__WHAT THE TASK REQUIRES__:
With the pictures omitted, write out the entries that follow exactly as they stand.

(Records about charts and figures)
↓↓↓

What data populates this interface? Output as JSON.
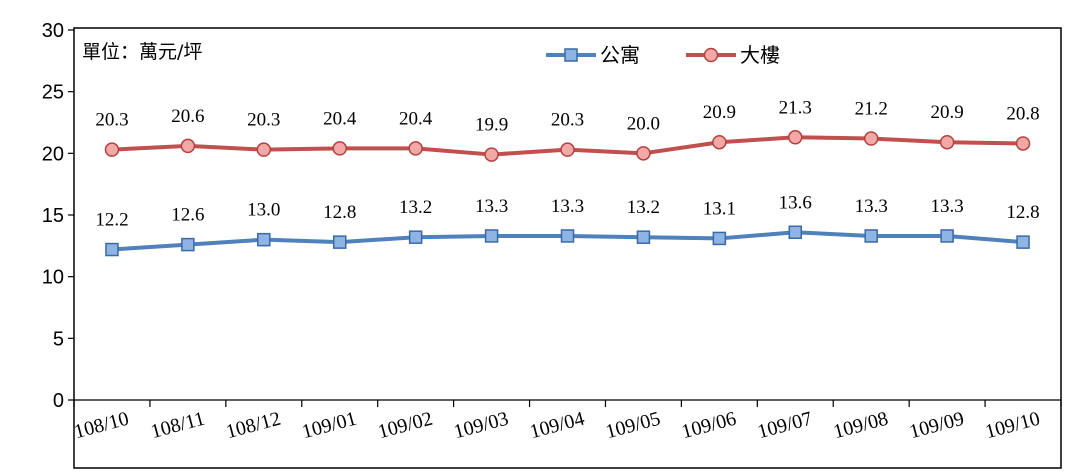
{
  "chart_data": {
    "type": "line",
    "title": "",
    "xlabel": "",
    "ylabel": "",
    "unit_note": "單位：萬元/坪",
    "categories": [
      "108/10",
      "108/11",
      "108/12",
      "109/01",
      "109/02",
      "109/03",
      "109/04",
      "109/05",
      "109/06",
      "109/07",
      "109/08",
      "109/09",
      "109/10"
    ],
    "ylim": [
      0,
      30
    ],
    "yticks": [
      "0",
      "5",
      "10",
      "15",
      "20",
      "25",
      "30"
    ],
    "legend_position": "top-center",
    "grid": false,
    "series": [
      {
        "name": "公寓",
        "color": "#4F81BD",
        "marker": "square",
        "values": [
          12.2,
          12.6,
          13.0,
          12.8,
          13.2,
          13.3,
          13.3,
          13.2,
          13.1,
          13.6,
          13.3,
          13.3,
          12.8
        ],
        "labels": [
          "12.2",
          "12.6",
          "13.0",
          "12.8",
          "13.2",
          "13.3",
          "13.3",
          "13.2",
          "13.1",
          "13.6",
          "13.3",
          "13.3",
          "12.8"
        ]
      },
      {
        "name": "大樓",
        "color": "#C0504D",
        "marker": "circle",
        "values": [
          20.3,
          20.6,
          20.3,
          20.4,
          20.4,
          19.9,
          20.3,
          20.0,
          20.9,
          21.3,
          21.2,
          20.9,
          20.8
        ],
        "labels": [
          "20.3",
          "20.6",
          "20.3",
          "20.4",
          "20.4",
          "19.9",
          "20.3",
          "20.0",
          "20.9",
          "21.3",
          "21.2",
          "20.9",
          "20.8"
        ]
      }
    ]
  }
}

↑↑↑

__OUTPUT FOR THIS EXERCISE__:
What data populates this interface? Output as JSON.
{
  "chart_data": {
    "type": "line",
    "title": "",
    "xlabel": "",
    "ylabel": "",
    "unit_note": "單位：萬元/坪",
    "categories": [
      "108/10",
      "108/11",
      "108/12",
      "109/01",
      "109/02",
      "109/03",
      "109/04",
      "109/05",
      "109/06",
      "109/07",
      "109/08",
      "109/09",
      "109/10"
    ],
    "ylim": [
      0,
      30
    ],
    "yticks": [
      "0",
      "5",
      "10",
      "15",
      "20",
      "25",
      "30"
    ],
    "legend_position": "top-center",
    "grid": false,
    "series": [
      {
        "name": "公寓",
        "color": "#4F81BD",
        "marker": "square",
        "values": [
          12.2,
          12.6,
          13.0,
          12.8,
          13.2,
          13.3,
          13.3,
          13.2,
          13.1,
          13.6,
          13.3,
          13.3,
          12.8
        ],
        "labels": [
          "12.2",
          "12.6",
          "13.0",
          "12.8",
          "13.2",
          "13.3",
          "13.3",
          "13.2",
          "13.1",
          "13.6",
          "13.3",
          "13.3",
          "12.8"
        ]
      },
      {
        "name": "大樓",
        "color": "#C0504D",
        "marker": "circle",
        "values": [
          20.3,
          20.6,
          20.3,
          20.4,
          20.4,
          19.9,
          20.3,
          20.0,
          20.9,
          21.3,
          21.2,
          20.9,
          20.8
        ],
        "labels": [
          "20.3",
          "20.6",
          "20.3",
          "20.4",
          "20.4",
          "19.9",
          "20.3",
          "20.0",
          "20.9",
          "21.3",
          "21.2",
          "20.9",
          "20.8"
        ]
      }
    ]
  }
}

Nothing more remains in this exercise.